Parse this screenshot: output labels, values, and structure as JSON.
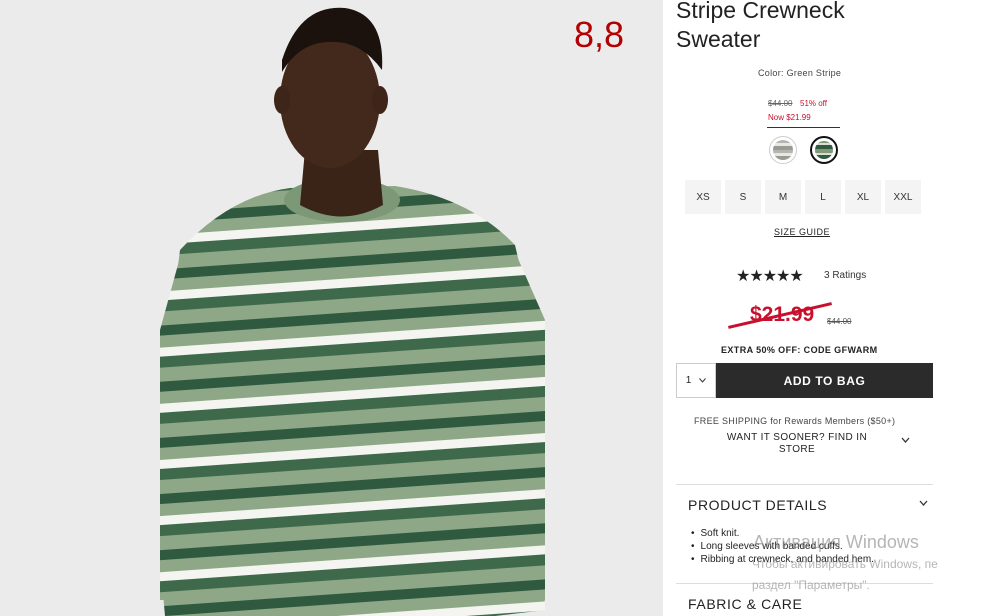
{
  "product": {
    "title_line1": "Stripe Crewneck",
    "title_line2": "Sweater",
    "color_label": "Color: Green Stripe",
    "old_price_small": "$44.00",
    "discount_small": "51% off",
    "now_price_small": "Now $21.99",
    "swatches": [
      "grey-stripe",
      "green-stripe"
    ],
    "sizes": [
      "XS",
      "S",
      "M",
      "L",
      "XL",
      "XXL"
    ],
    "size_guide": "SIZE GUIDE",
    "stars": "★★★★★",
    "ratings": "3 Ratings",
    "big_price": "$21.99",
    "big_old_price": "$44.00",
    "promo": "EXTRA 50% OFF: CODE GFWARM",
    "quantity": "1",
    "add_to_bag": "ADD TO BAG",
    "shipping": "FREE SHIPPING for Rewards Members ($50+)",
    "find_store": "WANT IT SOONER? FIND IN STORE",
    "product_details_title": "PRODUCT DETAILS",
    "details": [
      "Soft knit.",
      "Long sleeves with banded cuffs.",
      "Ribbing at crewneck, and banded hem."
    ],
    "fabric_care_title": "FABRIC & CARE"
  },
  "overlay": {
    "number": "8,8"
  },
  "watermark": {
    "line1": "Активация Windows",
    "line2": "Чтобы активировать Windows, пе",
    "line3": "раздел \"Параметры\"."
  },
  "colors": {
    "accent_red": "#c8102e",
    "button_dark": "#2b2b2b",
    "sweater_green": "#5d7a5a"
  },
  "icons": {
    "qty_chevron": "chevron-down-icon",
    "find_chevron": "chevron-down-icon",
    "details_chevron": "chevron-down-icon"
  }
}
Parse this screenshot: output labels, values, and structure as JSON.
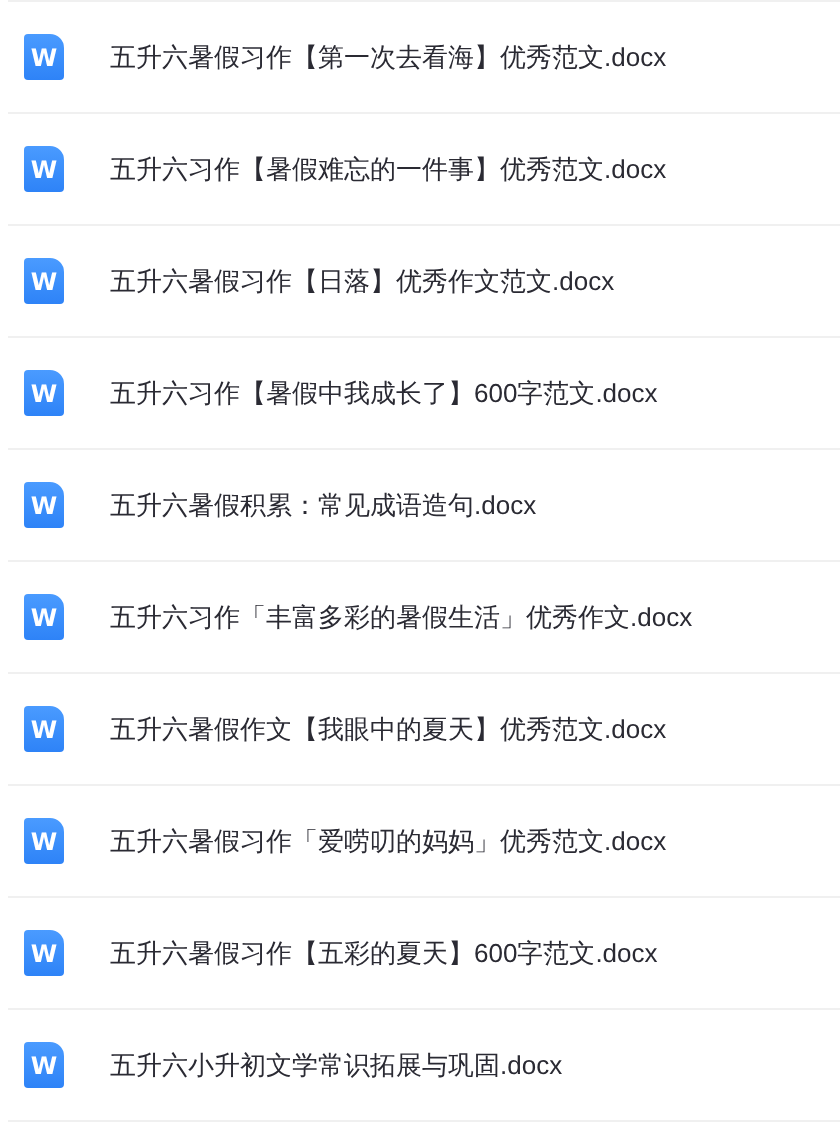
{
  "files": [
    {
      "icon": "W",
      "name": "五升六暑假习作【第一次去看海】优秀范文.docx"
    },
    {
      "icon": "W",
      "name": "五升六习作【暑假难忘的一件事】优秀范文.docx"
    },
    {
      "icon": "W",
      "name": "五升六暑假习作【日落】优秀作文范文.docx"
    },
    {
      "icon": "W",
      "name": "五升六习作【暑假中我成长了】600字范文.docx"
    },
    {
      "icon": "W",
      "name": "五升六暑假积累：常见成语造句.docx"
    },
    {
      "icon": "W",
      "name": "五升六习作「丰富多彩的暑假生活」优秀作文.docx"
    },
    {
      "icon": "W",
      "name": "五升六暑假作文【我眼中的夏天】优秀范文.docx"
    },
    {
      "icon": "W",
      "name": "五升六暑假习作「爱唠叨的妈妈」优秀范文.docx"
    },
    {
      "icon": "W",
      "name": "五升六暑假习作【五彩的夏天】600字范文.docx"
    },
    {
      "icon": "W",
      "name": "五升六小升初文学常识拓展与巩固.docx"
    }
  ]
}
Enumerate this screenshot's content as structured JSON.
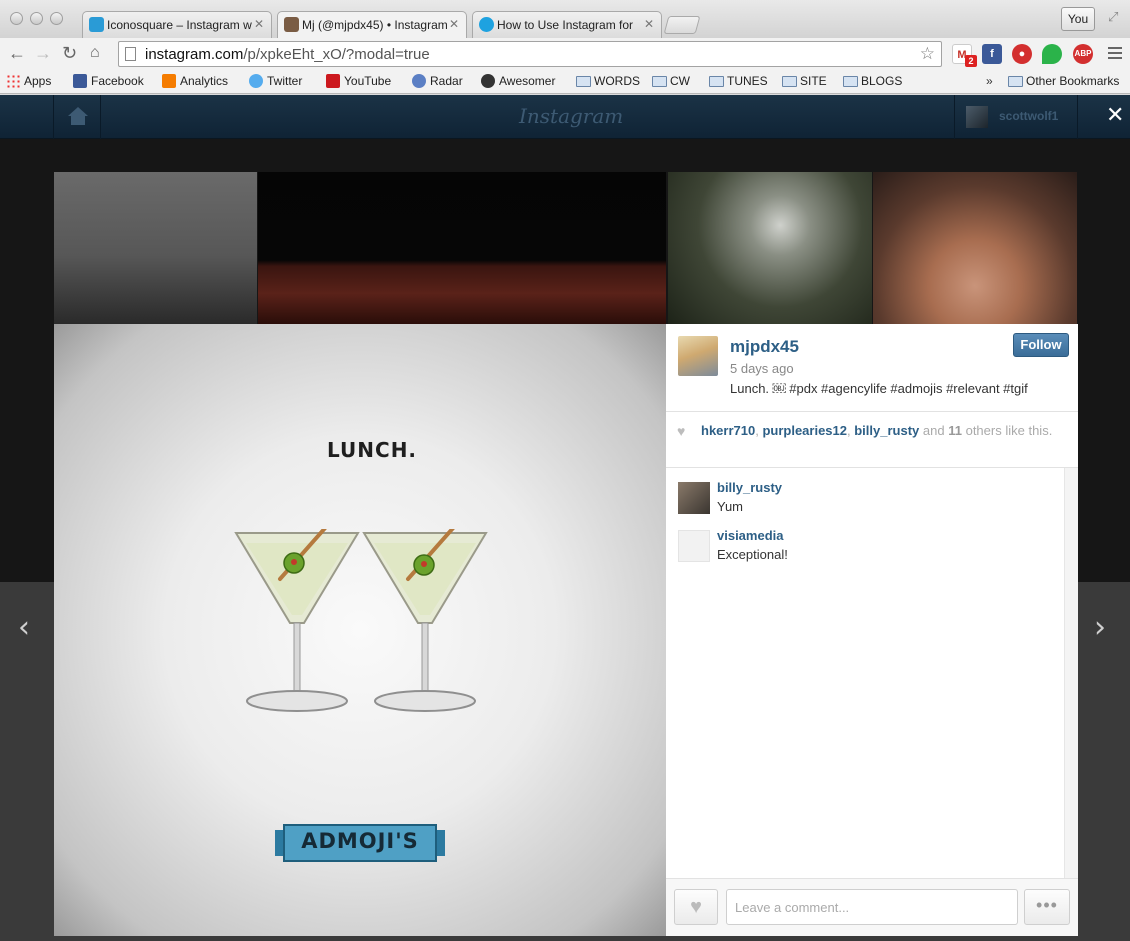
{
  "browser": {
    "tabs": [
      {
        "title": "Iconosquare – Instagram w",
        "favicon_color": "#2a9bd6"
      },
      {
        "title": "Mj (@mjpdx45) • Instagram",
        "favicon_color": "#7a5c44"
      },
      {
        "title": "How to Use Instagram for ",
        "favicon_color": "#1ea2e0"
      }
    ],
    "profile_button": "You",
    "url_host": "instagram.com",
    "url_path": "/p/xpkeEht_xO/?modal=true",
    "gmail_badge": "2",
    "abp_label": "ABP"
  },
  "bookmarks": {
    "items": [
      {
        "label": "Apps",
        "icon": "apps-grid-icon"
      },
      {
        "label": "Facebook",
        "icon": "facebook-icon"
      },
      {
        "label": "Analytics",
        "icon": "analytics-icon"
      },
      {
        "label": "Twitter",
        "icon": "twitter-icon"
      },
      {
        "label": "YouTube",
        "icon": "youtube-icon"
      },
      {
        "label": "Radar",
        "icon": "radar-icon"
      },
      {
        "label": "Awesomer",
        "icon": "awesomer-icon"
      },
      {
        "label": "WORDS",
        "icon": "folder-icon"
      },
      {
        "label": "CW",
        "icon": "folder-icon"
      },
      {
        "label": "TUNES",
        "icon": "folder-icon"
      },
      {
        "label": "SITE",
        "icon": "folder-icon"
      },
      {
        "label": "BLOGS",
        "icon": "folder-icon"
      }
    ],
    "overflow": "»",
    "other": "Other Bookmarks"
  },
  "instagram": {
    "logo": "Instagram",
    "current_user": "scottwolf1",
    "photo": {
      "text": "LUNCH.",
      "banner": "ADMOJI'S"
    },
    "post": {
      "owner": "mjpdx45",
      "time": "5 days ago",
      "caption": "Lunch. ￼ #pdx #agencylife #admojis #relevant #tgif",
      "follow_label": "Follow",
      "likes": {
        "users": [
          "hkerr710",
          "purplearies12",
          "billy_rusty"
        ],
        "and": "and",
        "count": "11",
        "suffix_1": "others like",
        "suffix_2": "this."
      },
      "comments": [
        {
          "user": "billy_rusty",
          "text": "Yum"
        },
        {
          "user": "visiamedia",
          "text": "Exceptional!"
        }
      ],
      "comment_placeholder": "Leave a comment...",
      "more_label": "•••"
    }
  }
}
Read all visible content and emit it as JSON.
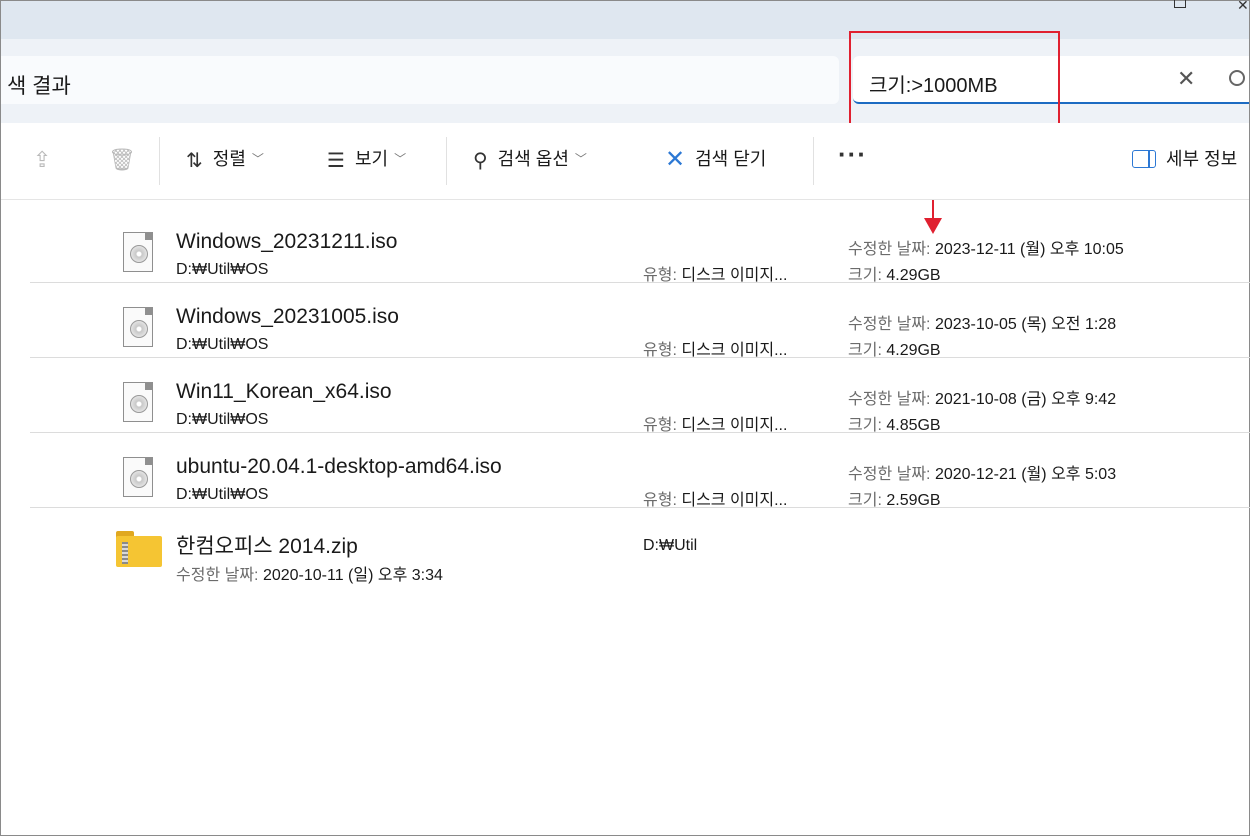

■ Exercise: Gather all lines from the records above in which "this" appears.

■ Correct answer:
Parse this screenshot: output labels, values, and structure as JSON.
Parse this screenshot: output labels, values, and structure as JSON.
Enumerate this screenshot's content as structured JSON.
        "suffix_2": "this."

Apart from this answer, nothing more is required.